• [What you need to do]: Output each record exactly, excluding pictures.

★ ★ ★ ★ ★ ★ ★

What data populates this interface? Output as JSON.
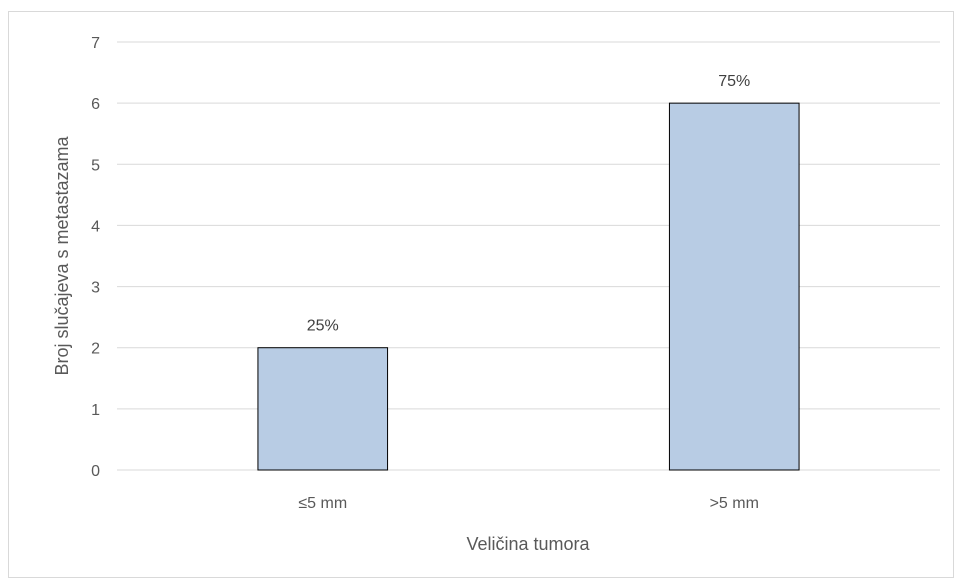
{
  "chart_data": {
    "type": "bar",
    "categories": [
      "≤5 mm",
      ">5 mm"
    ],
    "values": [
      2,
      6
    ],
    "data_labels": [
      "25%",
      "75%"
    ],
    "xlabel": "Veličina tumora",
    "ylabel": "Broj slučajeva s metastazama",
    "ylim": [
      0,
      7
    ],
    "yticks": [
      "0",
      "1",
      "2",
      "3",
      "4",
      "5",
      "6",
      "7"
    ],
    "grid": true,
    "legend": "none",
    "bar_color": "#b8cce4",
    "bar_edge_color": "#000000",
    "grid_color": "#d9d9d9"
  }
}
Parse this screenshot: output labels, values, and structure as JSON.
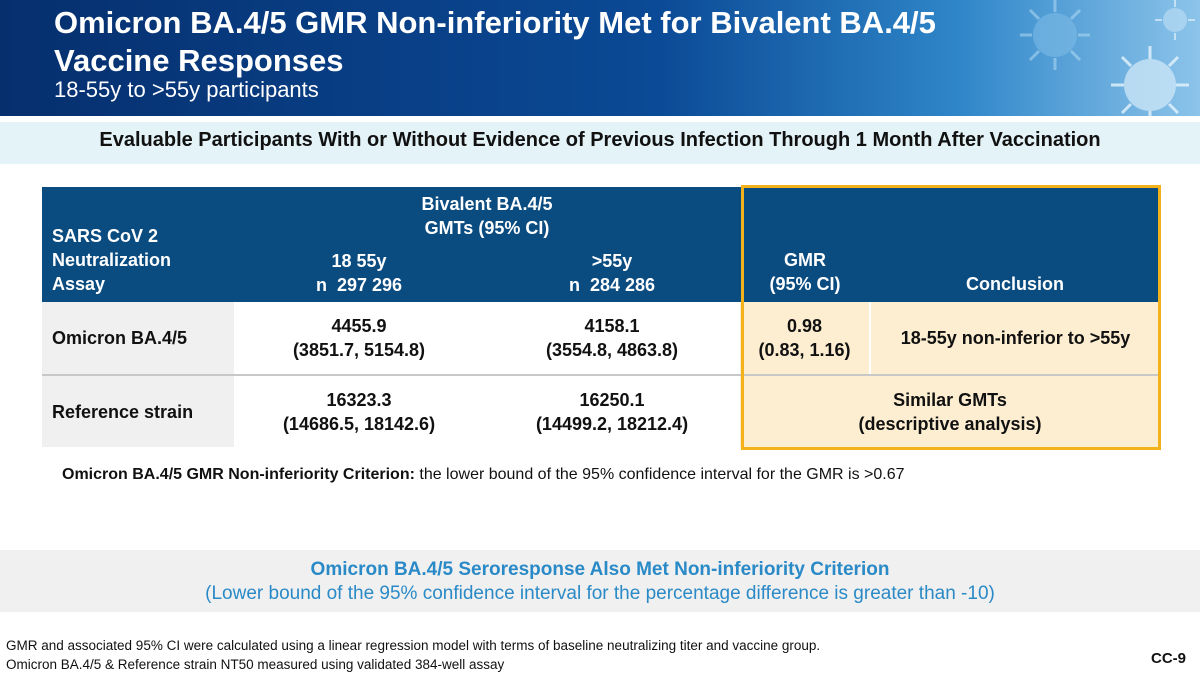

★ ★ ★ ★ ★ ★ ★

• [Final answer]:
What data populates this interface? Output as JSON.
{
  "chart_data": {
    "type": "bar",
    "categories": [
      "≤5 mm",
      ">5 mm"
    ],
    "values": [
      2,
      6
    ],
    "data_labels": [
      "25%",
      "75%"
    ],
    "xlabel": "Veličina tumora",
    "ylabel": "Broj slučajeva s metastazama",
    "ylim": [
      0,
      7
    ],
    "yticks": [
      "0",
      "1",
      "2",
      "3",
      "4",
      "5",
      "6",
      "7"
    ],
    "grid": true,
    "legend": "none",
    "bar_color": "#b8cce4",
    "bar_edge_color": "#000000",
    "grid_color": "#d9d9d9"
  }
}
Parse this screenshot: output labels, values, and structure as JSON.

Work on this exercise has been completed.